══ Information shown
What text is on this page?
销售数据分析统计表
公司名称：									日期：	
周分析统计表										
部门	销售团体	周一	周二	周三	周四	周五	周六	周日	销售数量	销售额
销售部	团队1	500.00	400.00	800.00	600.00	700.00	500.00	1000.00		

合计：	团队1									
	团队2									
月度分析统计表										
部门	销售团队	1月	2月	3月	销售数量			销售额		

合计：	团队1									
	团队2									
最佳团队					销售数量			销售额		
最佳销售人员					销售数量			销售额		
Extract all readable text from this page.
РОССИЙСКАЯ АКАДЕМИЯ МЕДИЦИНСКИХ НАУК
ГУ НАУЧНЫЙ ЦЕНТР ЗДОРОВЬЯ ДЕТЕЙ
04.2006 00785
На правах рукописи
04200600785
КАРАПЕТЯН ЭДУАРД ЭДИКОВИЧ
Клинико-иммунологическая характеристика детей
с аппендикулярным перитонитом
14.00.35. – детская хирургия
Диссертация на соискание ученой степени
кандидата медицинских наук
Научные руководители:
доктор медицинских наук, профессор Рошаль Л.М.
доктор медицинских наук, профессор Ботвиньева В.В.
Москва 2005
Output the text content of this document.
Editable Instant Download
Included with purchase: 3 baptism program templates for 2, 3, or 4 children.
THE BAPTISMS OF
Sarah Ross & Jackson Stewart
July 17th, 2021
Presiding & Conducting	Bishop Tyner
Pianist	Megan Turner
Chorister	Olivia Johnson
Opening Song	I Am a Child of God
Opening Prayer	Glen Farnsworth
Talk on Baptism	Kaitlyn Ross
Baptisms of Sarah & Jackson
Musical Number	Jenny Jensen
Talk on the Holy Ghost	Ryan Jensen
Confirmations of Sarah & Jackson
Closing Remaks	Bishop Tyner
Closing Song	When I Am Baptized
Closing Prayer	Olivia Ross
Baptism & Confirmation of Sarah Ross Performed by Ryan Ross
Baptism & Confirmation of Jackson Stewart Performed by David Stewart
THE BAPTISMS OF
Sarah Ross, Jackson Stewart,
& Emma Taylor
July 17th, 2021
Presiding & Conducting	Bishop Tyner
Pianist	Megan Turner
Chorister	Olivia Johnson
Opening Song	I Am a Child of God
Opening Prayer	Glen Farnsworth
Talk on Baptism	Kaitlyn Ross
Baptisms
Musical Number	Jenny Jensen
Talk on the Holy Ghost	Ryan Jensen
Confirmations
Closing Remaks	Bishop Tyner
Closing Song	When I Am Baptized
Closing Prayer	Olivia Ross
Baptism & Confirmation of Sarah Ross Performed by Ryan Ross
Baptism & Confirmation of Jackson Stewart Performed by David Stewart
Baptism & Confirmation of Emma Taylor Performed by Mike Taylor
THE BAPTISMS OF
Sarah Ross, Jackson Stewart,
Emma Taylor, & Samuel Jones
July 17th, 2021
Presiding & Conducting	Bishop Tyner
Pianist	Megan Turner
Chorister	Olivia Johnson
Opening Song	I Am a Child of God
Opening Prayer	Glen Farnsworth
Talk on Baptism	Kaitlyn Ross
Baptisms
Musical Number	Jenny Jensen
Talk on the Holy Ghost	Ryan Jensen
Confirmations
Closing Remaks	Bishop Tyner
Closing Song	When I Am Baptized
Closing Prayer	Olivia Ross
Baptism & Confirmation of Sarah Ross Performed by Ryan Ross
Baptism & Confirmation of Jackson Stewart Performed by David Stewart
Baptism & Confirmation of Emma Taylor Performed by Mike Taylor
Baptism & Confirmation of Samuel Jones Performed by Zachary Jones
════
What you are asked to do ->
Output the entries verbatim.

Answer to this task ->
What text is on this page?
销售数据分析统计表
公司名称：									日期：	
周分析统计表										
部门	销售团体	周一	周二	周三	周四	周五	周六	周日	销售数量	销售额
销售部	团队1	500.00	400.00	800.00	600.00	700.00	500.00	1000.00		

合计：	团队1									
	团队2									
月度分析统计表										
部门	销售团队	1月	2月	3月	销售数量			销售额		

合计：	团队1									
	团队2									
最佳团队					销售数量			销售额		
最佳销售人员					销售数量			销售额		
Extract all readable text from this page.
РОССИЙСКАЯ АКАДЕМИЯ МЕДИЦИНСКИХ НАУК
ГУ НАУЧНЫЙ ЦЕНТР ЗДОРОВЬЯ ДЕТЕЙ
04.2006 00785
На правах рукописи
04200600785
КАРАПЕТЯН ЭДУАРД ЭДИКОВИЧ
Клинико-иммунологическая характеристика детей
с аппендикулярным перитонитом
14.00.35. – детская хирургия
Диссертация на соискание ученой степени
кандидата медицинских наук
Научные руководители:
доктор медицинских наук, профессор Рошаль Л.М.
доктор медицинских наук, профессор Ботвиньева В.В.
Москва 2005
Output the text content of this document.
Editable Instant Download
Included with purchase: 3 baptism program templates for 2, 3, or 4 children.
THE BAPTISMS OF
Sarah Ross & Jackson Stewart
July 17th, 2021
Presiding & Conducting	Bishop Tyner
Pianist	Megan Turner
Chorister	Olivia Johnson
Opening Song	I Am a Child of God
Opening Prayer	Glen Farnsworth
Talk on Baptism	Kaitlyn Ross
Baptisms of Sarah & Jackson
Musical Number	Jenny Jensen
Talk on the Holy Ghost	Ryan Jensen
Confirmations of Sarah & Jackson
Closing Remaks	Bishop Tyner
Closing Song	When I Am Baptized
Closing Prayer	Olivia Ross
Baptism & Confirmation of Sarah Ross Performed by Ryan Ross
Baptism & Confirmation of Jackson Stewart Performed by David Stewart
THE BAPTISMS OF
Sarah Ross, Jackson Stewart,
& Emma Taylor
July 17th, 2021
Presiding & Conducting	Bishop Tyner
Pianist	Megan Turner
Chorister	Olivia Johnson
Opening Song	I Am a Child of God
Opening Prayer	Glen Farnsworth
Talk on Baptism	Kaitlyn Ross
Baptisms
Musical Number	Jenny Jensen
Talk on the Holy Ghost	Ryan Jensen
Confirmations
Closing Remaks	Bishop Tyner
Closing Song	When I Am Baptized
Closing Prayer	Olivia Ross
Baptism & Confirmation of Sarah Ross Performed by Ryan Ross
Baptism & Confirmation of Jackson Stewart Performed by David Stewart
Baptism & Confirmation of Emma Taylor Performed by Mike Taylor
THE BAPTISMS OF
Sarah Ross, Jackson Stewart,
Emma Taylor, & Samuel Jones
July 17th, 2021
Presiding & Conducting	Bishop Tyner
Pianist	Megan Turner
Chorister	Olivia Johnson
Opening Song	I Am a Child of God
Opening Prayer	Glen Farnsworth
Talk on Baptism	Kaitlyn Ross
Baptisms
Musical Number	Jenny Jensen
Talk on the Holy Ghost	Ryan Jensen
Confirmations
Closing Remaks	Bishop Tyner
Closing Song	When I Am Baptized
Closing Prayer	Olivia Ross
Baptism & Confirmation of Sarah Ross Performed by Ryan Ross
Baptism & Confirmation of Jackson Stewart Performed by David Stewart
Baptism & Confirmation of Emma Taylor Performed by Mike Taylor
Baptism & Confirmation of Samuel Jones Performed by Zachary Jones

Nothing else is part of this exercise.